=== RECORDS FOR THIS TASK ===

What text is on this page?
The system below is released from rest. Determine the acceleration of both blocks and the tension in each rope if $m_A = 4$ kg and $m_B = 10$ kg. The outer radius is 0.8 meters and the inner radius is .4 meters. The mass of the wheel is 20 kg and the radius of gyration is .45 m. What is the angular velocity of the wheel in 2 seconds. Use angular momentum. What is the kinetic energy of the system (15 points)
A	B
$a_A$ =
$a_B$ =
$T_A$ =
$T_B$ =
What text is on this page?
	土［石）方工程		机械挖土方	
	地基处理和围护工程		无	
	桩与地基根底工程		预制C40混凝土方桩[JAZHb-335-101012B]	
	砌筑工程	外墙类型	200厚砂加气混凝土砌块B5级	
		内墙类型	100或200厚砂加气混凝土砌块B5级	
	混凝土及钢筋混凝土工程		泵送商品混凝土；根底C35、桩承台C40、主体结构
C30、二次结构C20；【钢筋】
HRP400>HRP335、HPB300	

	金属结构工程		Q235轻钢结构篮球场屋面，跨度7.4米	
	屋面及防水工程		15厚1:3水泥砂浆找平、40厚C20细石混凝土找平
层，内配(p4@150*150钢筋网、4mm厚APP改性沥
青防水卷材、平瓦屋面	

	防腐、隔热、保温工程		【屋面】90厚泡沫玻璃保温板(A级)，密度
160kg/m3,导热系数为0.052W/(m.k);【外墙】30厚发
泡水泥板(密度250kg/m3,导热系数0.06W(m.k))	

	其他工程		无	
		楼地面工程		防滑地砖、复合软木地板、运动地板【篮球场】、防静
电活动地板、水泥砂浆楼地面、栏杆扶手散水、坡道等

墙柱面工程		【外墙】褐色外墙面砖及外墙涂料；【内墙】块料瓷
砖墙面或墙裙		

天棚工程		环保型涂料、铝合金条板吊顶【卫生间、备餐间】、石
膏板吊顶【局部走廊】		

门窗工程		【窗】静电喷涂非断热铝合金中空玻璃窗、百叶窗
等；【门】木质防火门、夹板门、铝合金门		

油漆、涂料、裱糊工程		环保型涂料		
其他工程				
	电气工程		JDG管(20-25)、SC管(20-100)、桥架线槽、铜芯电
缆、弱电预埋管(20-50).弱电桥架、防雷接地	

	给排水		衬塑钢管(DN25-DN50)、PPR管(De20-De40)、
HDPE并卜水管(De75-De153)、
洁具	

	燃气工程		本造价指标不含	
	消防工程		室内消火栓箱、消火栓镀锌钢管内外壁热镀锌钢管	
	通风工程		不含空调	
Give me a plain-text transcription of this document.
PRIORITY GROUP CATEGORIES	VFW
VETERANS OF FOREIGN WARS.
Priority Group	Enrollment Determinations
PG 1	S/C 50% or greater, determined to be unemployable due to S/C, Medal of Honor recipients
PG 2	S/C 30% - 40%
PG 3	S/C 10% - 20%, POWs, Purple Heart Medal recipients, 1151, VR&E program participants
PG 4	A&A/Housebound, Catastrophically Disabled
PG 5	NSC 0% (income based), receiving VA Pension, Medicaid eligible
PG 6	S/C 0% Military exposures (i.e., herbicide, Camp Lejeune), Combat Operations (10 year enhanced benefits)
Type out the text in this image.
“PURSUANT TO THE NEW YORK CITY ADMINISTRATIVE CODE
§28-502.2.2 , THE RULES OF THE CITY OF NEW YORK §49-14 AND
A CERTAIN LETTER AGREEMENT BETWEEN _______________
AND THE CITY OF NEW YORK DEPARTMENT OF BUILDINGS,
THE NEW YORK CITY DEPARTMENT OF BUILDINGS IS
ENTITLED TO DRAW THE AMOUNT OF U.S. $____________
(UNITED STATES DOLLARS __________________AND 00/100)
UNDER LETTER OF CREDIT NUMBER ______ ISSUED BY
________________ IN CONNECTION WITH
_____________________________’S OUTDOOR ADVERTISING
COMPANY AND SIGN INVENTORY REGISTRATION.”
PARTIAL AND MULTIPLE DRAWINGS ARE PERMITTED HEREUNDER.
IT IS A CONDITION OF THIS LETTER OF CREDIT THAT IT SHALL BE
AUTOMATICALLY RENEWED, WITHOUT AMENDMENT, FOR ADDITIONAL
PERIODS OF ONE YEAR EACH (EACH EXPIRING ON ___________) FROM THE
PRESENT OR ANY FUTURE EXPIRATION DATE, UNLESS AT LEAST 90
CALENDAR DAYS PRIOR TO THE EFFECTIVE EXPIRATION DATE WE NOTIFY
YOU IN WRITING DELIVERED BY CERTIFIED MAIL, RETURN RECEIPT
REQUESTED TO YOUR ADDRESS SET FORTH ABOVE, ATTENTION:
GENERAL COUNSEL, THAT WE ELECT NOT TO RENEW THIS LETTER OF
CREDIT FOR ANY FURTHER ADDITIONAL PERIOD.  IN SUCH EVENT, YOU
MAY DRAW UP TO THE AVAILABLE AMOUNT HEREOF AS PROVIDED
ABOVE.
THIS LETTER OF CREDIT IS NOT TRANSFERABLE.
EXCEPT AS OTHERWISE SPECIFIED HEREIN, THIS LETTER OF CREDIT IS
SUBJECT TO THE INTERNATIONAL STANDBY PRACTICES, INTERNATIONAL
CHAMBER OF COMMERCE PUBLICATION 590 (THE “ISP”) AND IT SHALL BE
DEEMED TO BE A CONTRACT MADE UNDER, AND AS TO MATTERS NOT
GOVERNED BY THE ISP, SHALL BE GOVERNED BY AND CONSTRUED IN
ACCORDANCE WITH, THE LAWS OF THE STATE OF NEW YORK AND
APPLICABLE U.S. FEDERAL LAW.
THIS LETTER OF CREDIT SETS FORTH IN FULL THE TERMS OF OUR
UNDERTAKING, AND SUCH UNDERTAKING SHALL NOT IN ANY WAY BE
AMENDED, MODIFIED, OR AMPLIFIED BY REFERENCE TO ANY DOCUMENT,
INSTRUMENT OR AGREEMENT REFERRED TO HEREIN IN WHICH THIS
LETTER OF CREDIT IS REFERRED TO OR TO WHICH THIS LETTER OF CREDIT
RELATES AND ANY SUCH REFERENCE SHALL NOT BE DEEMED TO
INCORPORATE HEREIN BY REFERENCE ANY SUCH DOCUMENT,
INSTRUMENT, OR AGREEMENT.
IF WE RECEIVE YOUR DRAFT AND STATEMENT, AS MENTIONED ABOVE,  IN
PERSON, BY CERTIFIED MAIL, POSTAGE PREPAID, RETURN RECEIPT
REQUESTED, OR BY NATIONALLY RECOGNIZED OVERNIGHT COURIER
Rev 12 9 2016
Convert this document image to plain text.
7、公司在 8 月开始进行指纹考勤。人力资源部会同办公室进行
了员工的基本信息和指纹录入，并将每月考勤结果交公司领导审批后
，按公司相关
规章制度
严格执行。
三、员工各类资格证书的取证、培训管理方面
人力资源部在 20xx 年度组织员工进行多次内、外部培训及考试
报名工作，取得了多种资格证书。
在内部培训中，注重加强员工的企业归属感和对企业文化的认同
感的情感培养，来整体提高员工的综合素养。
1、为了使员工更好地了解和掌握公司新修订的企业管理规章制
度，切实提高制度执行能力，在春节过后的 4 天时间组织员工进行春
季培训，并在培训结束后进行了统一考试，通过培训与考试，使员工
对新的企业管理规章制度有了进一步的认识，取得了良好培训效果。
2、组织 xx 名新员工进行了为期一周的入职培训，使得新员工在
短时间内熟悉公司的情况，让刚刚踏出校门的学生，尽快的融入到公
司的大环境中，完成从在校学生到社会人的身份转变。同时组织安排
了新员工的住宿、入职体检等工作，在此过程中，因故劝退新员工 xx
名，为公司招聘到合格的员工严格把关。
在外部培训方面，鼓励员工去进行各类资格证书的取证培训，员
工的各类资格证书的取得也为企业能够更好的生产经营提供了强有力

===

WHAT YOU ARE ASKED TO DO = Print back all the lines verbatim.

ANSWER FOR THE TASK =
What text is on this page?
The system below is released from rest. Determine the acceleration of both blocks and the tension in each rope if $m_A = 4$ kg and $m_B = 10$ kg. The outer radius is 0.8 meters and the inner radius is .4 meters. The mass of the wheel is 20 kg and the radius of gyration is .45 m. What is the angular velocity of the wheel in 2 seconds. Use angular momentum. What is the kinetic energy of the system (15 points)
A	B
$a_A$ =
$a_B$ =
$T_A$ =
$T_B$ =
What text is on this page?
	土［石）方工程		机械挖土方	
	地基处理和围护工程		无	
	桩与地基根底工程		预制C40混凝土方桩[JAZHb-335-101012B]	
	砌筑工程	外墙类型	200厚砂加气混凝土砌块B5级	
		内墙类型	100或200厚砂加气混凝土砌块B5级	
	混凝土及钢筋混凝土工程		泵送商品混凝土；根底C35、桩承台C40、主体结构
C30、二次结构C20；【钢筋】
HRP400>HRP335、HPB300	

	金属结构工程		Q235轻钢结构篮球场屋面，跨度7.4米	
	屋面及防水工程		15厚1:3水泥砂浆找平、40厚C20细石混凝土找平
层，内配(p4@150*150钢筋网、4mm厚APP改性沥
青防水卷材、平瓦屋面	

	防腐、隔热、保温工程		【屋面】90厚泡沫玻璃保温板(A级)，密度
160kg/m3,导热系数为0.052W/(m.k);【外墙】30厚发
泡水泥板(密度250kg/m3,导热系数0.06W(m.k))	

	其他工程		无	
		楼地面工程		防滑地砖、复合软木地板、运动地板【篮球场】、防静
电活动地板、水泥砂浆楼地面、栏杆扶手散水、坡道等

墙柱面工程		【外墙】褐色外墙面砖及外墙涂料；【内墙】块料瓷
砖墙面或墙裙		

天棚工程		环保型涂料、铝合金条板吊顶【卫生间、备餐间】、石
膏板吊顶【局部走廊】		

门窗工程		【窗】静电喷涂非断热铝合金中空玻璃窗、百叶窗
等；【门】木质防火门、夹板门、铝合金门		

油漆、涂料、裱糊工程		环保型涂料		
其他工程				
	电气工程		JDG管(20-25)、SC管(20-100)、桥架线槽、铜芯电
缆、弱电预埋管(20-50).弱电桥架、防雷接地	

	给排水		衬塑钢管(DN25-DN50)、PPR管(De20-De40)、
HDPE并卜水管(De75-De153)、
洁具	

	燃气工程		本造价指标不含	
	消防工程		室内消火栓箱、消火栓镀锌钢管内外壁热镀锌钢管	
	通风工程		不含空调	
Give me a plain-text transcription of this document.
PRIORITY GROUP CATEGORIES	VFW
VETERANS OF FOREIGN WARS.
Priority Group	Enrollment Determinations
PG 1	S/C 50% or greater, determined to be unemployable due to S/C, Medal of Honor recipients
PG 2	S/C 30% - 40%
PG 3	S/C 10% - 20%, POWs, Purple Heart Medal recipients, 1151, VR&E program participants
PG 4	A&A/Housebound, Catastrophically Disabled
PG 5	NSC 0% (income based), receiving VA Pension, Medicaid eligible
PG 6	S/C 0% Military exposures (i.e., herbicide, Camp Lejeune), Combat Operations (10 year enhanced benefits)
Type out the text in this image.
“PURSUANT TO THE NEW YORK CITY ADMINISTRATIVE CODE
§28-502.2.2 , THE RULES OF THE CITY OF NEW YORK §49-14 AND
A CERTAIN LETTER AGREEMENT BETWEEN _______________
AND THE CITY OF NEW YORK DEPARTMENT OF BUILDINGS,
THE NEW YORK CITY DEPARTMENT OF BUILDINGS IS
ENTITLED TO DRAW THE AMOUNT OF U.S. $____________
(UNITED STATES DOLLARS __________________AND 00/100)
UNDER LETTER OF CREDIT NUMBER ______ ISSUED BY
________________ IN CONNECTION WITH
_____________________________’S OUTDOOR ADVERTISING
COMPANY AND SIGN INVENTORY REGISTRATION.”
PARTIAL AND MULTIPLE DRAWINGS ARE PERMITTED HEREUNDER.
IT IS A CONDITION OF THIS LETTER OF CREDIT THAT IT SHALL BE
AUTOMATICALLY RENEWED, WITHOUT AMENDMENT, FOR ADDITIONAL
PERIODS OF ONE YEAR EACH (EACH EXPIRING ON ___________) FROM THE
PRESENT OR ANY FUTURE EXPIRATION DATE, UNLESS AT LEAST 90
CALENDAR DAYS PRIOR TO THE EFFECTIVE EXPIRATION DATE WE NOTIFY
YOU IN WRITING DELIVERED BY CERTIFIED MAIL, RETURN RECEIPT
REQUESTED TO YOUR ADDRESS SET FORTH ABOVE, ATTENTION:
GENERAL COUNSEL, THAT WE ELECT NOT TO RENEW THIS LETTER OF
CREDIT FOR ANY FURTHER ADDITIONAL PERIOD.  IN SUCH EVENT, YOU
MAY DRAW UP TO THE AVAILABLE AMOUNT HEREOF AS PROVIDED
ABOVE.
THIS LETTER OF CREDIT IS NOT TRANSFERABLE.
EXCEPT AS OTHERWISE SPECIFIED HEREIN, THIS LETTER OF CREDIT IS
SUBJECT TO THE INTERNATIONAL STANDBY PRACTICES, INTERNATIONAL
CHAMBER OF COMMERCE PUBLICATION 590 (THE “ISP”) AND IT SHALL BE
DEEMED TO BE A CONTRACT MADE UNDER, AND AS TO MATTERS NOT
GOVERNED BY THE ISP, SHALL BE GOVERNED BY AND CONSTRUED IN
ACCORDANCE WITH, THE LAWS OF THE STATE OF NEW YORK AND
APPLICABLE U.S. FEDERAL LAW.
THIS LETTER OF CREDIT SETS FORTH IN FULL THE TERMS OF OUR
UNDERTAKING, AND SUCH UNDERTAKING SHALL NOT IN ANY WAY BE
AMENDED, MODIFIED, OR AMPLIFIED BY REFERENCE TO ANY DOCUMENT,
INSTRUMENT OR AGREEMENT REFERRED TO HEREIN IN WHICH THIS
LETTER OF CREDIT IS REFERRED TO OR TO WHICH THIS LETTER OF CREDIT
RELATES AND ANY SUCH REFERENCE SHALL NOT BE DEEMED TO
INCORPORATE HEREIN BY REFERENCE ANY SUCH DOCUMENT,
INSTRUMENT, OR AGREEMENT.
IF WE RECEIVE YOUR DRAFT AND STATEMENT, AS MENTIONED ABOVE,  IN
PERSON, BY CERTIFIED MAIL, POSTAGE PREPAID, RETURN RECEIPT
REQUESTED, OR BY NATIONALLY RECOGNIZED OVERNIGHT COURIER
Rev 12 9 2016
Convert this document image to plain text.
7、公司在 8 月开始进行指纹考勤。人力资源部会同办公室进行
了员工的基本信息和指纹录入，并将每月考勤结果交公司领导审批后
，按公司相关
规章制度
严格执行。
三、员工各类资格证书的取证、培训管理方面
人力资源部在 20xx 年度组织员工进行多次内、外部培训及考试
报名工作，取得了多种资格证书。
在内部培训中，注重加强员工的企业归属感和对企业文化的认同
感的情感培养，来整体提高员工的综合素养。
1、为了使员工更好地了解和掌握公司新修订的企业管理规章制
度，切实提高制度执行能力，在春节过后的 4 天时间组织员工进行春
季培训，并在培训结束后进行了统一考试，通过培训与考试，使员工
对新的企业管理规章制度有了进一步的认识，取得了良好培训效果。
2、组织 xx 名新员工进行了为期一周的入职培训，使得新员工在
短时间内熟悉公司的情况，让刚刚踏出校门的学生，尽快的融入到公
司的大环境中，完成从在校学生到社会人的身份转变。同时组织安排
了新员工的住宿、入职体检等工作，在此过程中，因故劝退新员工 xx
名，为公司招聘到合格的员工严格把关。
在外部培训方面，鼓励员工去进行各类资格证书的取证培训，员
工的各类资格证书的取得也为企业能够更好的生产经营提供了强有力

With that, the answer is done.